» **Given request**:
Extract the complete data exactly as given.
----------
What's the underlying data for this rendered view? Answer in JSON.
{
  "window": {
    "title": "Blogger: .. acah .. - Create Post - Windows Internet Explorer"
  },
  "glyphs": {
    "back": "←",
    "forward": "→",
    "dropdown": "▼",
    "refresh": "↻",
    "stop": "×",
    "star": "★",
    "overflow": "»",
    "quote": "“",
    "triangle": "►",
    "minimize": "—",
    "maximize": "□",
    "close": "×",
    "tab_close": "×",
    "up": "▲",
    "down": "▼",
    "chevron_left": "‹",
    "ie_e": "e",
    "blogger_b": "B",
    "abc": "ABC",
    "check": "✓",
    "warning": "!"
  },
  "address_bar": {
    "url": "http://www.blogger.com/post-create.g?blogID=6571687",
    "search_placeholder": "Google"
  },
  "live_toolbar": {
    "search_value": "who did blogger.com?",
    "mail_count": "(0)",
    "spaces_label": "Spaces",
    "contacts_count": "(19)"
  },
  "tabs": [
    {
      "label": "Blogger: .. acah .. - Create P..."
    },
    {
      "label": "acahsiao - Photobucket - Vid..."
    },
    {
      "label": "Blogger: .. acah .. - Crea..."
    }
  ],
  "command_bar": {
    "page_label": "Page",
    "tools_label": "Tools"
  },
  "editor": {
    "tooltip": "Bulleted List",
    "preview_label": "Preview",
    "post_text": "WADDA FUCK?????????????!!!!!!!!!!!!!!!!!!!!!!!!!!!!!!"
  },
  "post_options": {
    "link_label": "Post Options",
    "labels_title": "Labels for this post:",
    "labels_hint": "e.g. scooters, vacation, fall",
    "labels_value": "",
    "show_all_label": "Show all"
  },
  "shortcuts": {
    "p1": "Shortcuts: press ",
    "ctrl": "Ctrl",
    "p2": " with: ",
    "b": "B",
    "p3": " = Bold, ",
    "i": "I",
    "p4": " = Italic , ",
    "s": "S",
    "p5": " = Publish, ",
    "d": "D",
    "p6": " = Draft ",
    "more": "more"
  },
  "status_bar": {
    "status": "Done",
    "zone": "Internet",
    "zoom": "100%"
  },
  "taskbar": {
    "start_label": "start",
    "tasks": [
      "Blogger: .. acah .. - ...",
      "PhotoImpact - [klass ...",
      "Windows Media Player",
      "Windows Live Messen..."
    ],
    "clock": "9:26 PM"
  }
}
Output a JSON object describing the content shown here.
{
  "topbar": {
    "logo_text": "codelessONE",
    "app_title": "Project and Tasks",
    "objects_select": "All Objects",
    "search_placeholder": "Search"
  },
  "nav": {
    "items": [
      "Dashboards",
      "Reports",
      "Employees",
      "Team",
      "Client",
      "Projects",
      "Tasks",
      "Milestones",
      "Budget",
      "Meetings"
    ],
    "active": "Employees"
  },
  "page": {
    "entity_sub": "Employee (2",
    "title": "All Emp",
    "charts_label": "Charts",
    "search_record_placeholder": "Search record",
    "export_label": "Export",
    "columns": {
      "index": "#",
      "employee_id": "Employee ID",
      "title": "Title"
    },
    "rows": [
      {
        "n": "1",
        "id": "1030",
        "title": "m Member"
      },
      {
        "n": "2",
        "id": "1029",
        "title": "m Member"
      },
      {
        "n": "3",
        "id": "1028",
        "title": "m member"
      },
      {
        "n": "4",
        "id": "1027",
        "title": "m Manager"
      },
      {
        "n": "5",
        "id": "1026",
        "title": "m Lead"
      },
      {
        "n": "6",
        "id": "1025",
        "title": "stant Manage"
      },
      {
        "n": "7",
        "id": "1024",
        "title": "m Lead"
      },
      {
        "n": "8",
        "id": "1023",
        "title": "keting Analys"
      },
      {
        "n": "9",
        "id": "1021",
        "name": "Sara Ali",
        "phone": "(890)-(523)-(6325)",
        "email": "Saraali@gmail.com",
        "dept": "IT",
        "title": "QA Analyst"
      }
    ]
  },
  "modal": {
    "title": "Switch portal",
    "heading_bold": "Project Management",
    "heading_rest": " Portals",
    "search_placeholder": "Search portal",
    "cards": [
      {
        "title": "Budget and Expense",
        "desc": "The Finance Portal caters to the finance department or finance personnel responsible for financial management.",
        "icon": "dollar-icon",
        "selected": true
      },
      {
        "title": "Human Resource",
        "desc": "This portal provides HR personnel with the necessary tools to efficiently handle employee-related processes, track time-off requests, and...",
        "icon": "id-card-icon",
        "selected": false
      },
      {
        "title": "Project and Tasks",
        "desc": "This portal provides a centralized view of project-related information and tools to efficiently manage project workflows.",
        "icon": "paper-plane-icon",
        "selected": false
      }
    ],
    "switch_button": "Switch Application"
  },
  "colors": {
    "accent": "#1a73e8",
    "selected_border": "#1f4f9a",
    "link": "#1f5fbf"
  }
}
----------
» **Response to the exercise**:
What's the underlying data for this rendered view? Answer in JSON.
{
  "window": {
    "title": "Blogger: .. acah .. - Create Post - Windows Internet Explorer"
  },
  "glyphs": {
    "back": "←",
    "forward": "→",
    "dropdown": "▼",
    "refresh": "↻",
    "stop": "×",
    "star": "★",
    "overflow": "»",
    "quote": "“",
    "triangle": "►",
    "minimize": "—",
    "maximize": "□",
    "close": "×",
    "tab_close": "×",
    "up": "▲",
    "down": "▼",
    "chevron_left": "‹",
    "ie_e": "e",
    "blogger_b": "B",
    "abc": "ABC",
    "check": "✓",
    "warning": "!"
  },
  "address_bar": {
    "url": "http://www.blogger.com/post-create.g?blogID=6571687",
    "search_placeholder": "Google"
  },
  "live_toolbar": {
    "search_value": "who did blogger.com?",
    "mail_count": "(0)",
    "spaces_label": "Spaces",
    "contacts_count": "(19)"
  },
  "tabs": [
    {
      "label": "Blogger: .. acah .. - Create P..."
    },
    {
      "label": "acahsiao - Photobucket - Vid..."
    },
    {
      "label": "Blogger: .. acah .. - Crea..."
    }
  ],
  "command_bar": {
    "page_label": "Page",
    "tools_label": "Tools"
  },
  "editor": {
    "tooltip": "Bulleted List",
    "preview_label": "Preview",
    "post_text": "WADDA FUCK?????????????!!!!!!!!!!!!!!!!!!!!!!!!!!!!!!"
  },
  "post_options": {
    "link_label": "Post Options",
    "labels_title": "Labels for this post:",
    "labels_hint": "e.g. scooters, vacation, fall",
    "labels_value": "",
    "show_all_label": "Show all"
  },
  "shortcuts": {
    "p1": "Shortcuts: press ",
    "ctrl": "Ctrl",
    "p2": " with: ",
    "b": "B",
    "p3": " = Bold, ",
    "i": "I",
    "p4": " = Italic , ",
    "s": "S",
    "p5": " = Publish, ",
    "d": "D",
    "p6": " = Draft ",
    "more": "more"
  },
  "status_bar": {
    "status": "Done",
    "zone": "Internet",
    "zoom": "100%"
  },
  "taskbar": {
    "start_label": "start",
    "tasks": [
      "Blogger: .. acah .. - ...",
      "PhotoImpact - [klass ...",
      "Windows Media Player",
      "Windows Live Messen..."
    ],
    "clock": "9:26 PM"
  }
}
Output a JSON object describing the content shown here.
{
  "topbar": {
    "logo_text": "codelessONE",
    "app_title": "Project and Tasks",
    "objects_select": "All Objects",
    "search_placeholder": "Search"
  },
  "nav": {
    "items": [
      "Dashboards",
      "Reports",
      "Employees",
      "Team",
      "Client",
      "Projects",
      "Tasks",
      "Milestones",
      "Budget",
      "Meetings"
    ],
    "active": "Employees"
  },
  "page": {
    "entity_sub": "Employee (2",
    "title": "All Emp",
    "charts_label": "Charts",
    "search_record_placeholder": "Search record",
    "export_label": "Export",
    "columns": {
      "index": "#",
      "employee_id": "Employee ID",
      "title": "Title"
    },
    "rows": [
      {
        "n": "1",
        "id": "1030",
        "title": "m Member"
      },
      {
        "n": "2",
        "id": "1029",
        "title": "m Member"
      },
      {
        "n": "3",
        "id": "1028",
        "title": "m member"
      },
      {
        "n": "4",
        "id": "1027",
        "title": "m Manager"
      },
      {
        "n": "5",
        "id": "1026",
        "title": "m Lead"
      },
      {
        "n": "6",
        "id": "1025",
        "title": "stant Manage"
      },
      {
        "n": "7",
        "id": "1024",
        "title": "m Lead"
      },
      {
        "n": "8",
        "id": "1023",
        "title": "keting Analys"
      },
      {
        "n": "9",
        "id": "1021",
        "name": "Sara Ali",
        "phone": "(890)-(523)-(6325)",
        "email": "Saraali@gmail.com",
        "dept": "IT",
        "title": "QA Analyst"
      }
    ]
  },
  "modal": {
    "title": "Switch portal",
    "heading_bold": "Project Management",
    "heading_rest": " Portals",
    "search_placeholder": "Search portal",
    "cards": [
      {
        "title": "Budget and Expense",
        "desc": "The Finance Portal caters to the finance department or finance personnel responsible for financial management.",
        "icon": "dollar-icon",
        "selected": true
      },
      {
        "title": "Human Resource",
        "desc": "This portal provides HR personnel with the necessary tools to efficiently handle employee-related processes, track time-off requests, and...",
        "icon": "id-card-icon",
        "selected": false
      },
      {
        "title": "Project and Tasks",
        "desc": "This portal provides a centralized view of project-related information and tools to efficiently manage project workflows.",
        "icon": "paper-plane-icon",
        "selected": false
      }
    ],
    "switch_button": "Switch Application"
  },
  "colors": {
    "accent": "#1a73e8",
    "selected_border": "#1f4f9a",
    "link": "#1f5fbf"
  }
}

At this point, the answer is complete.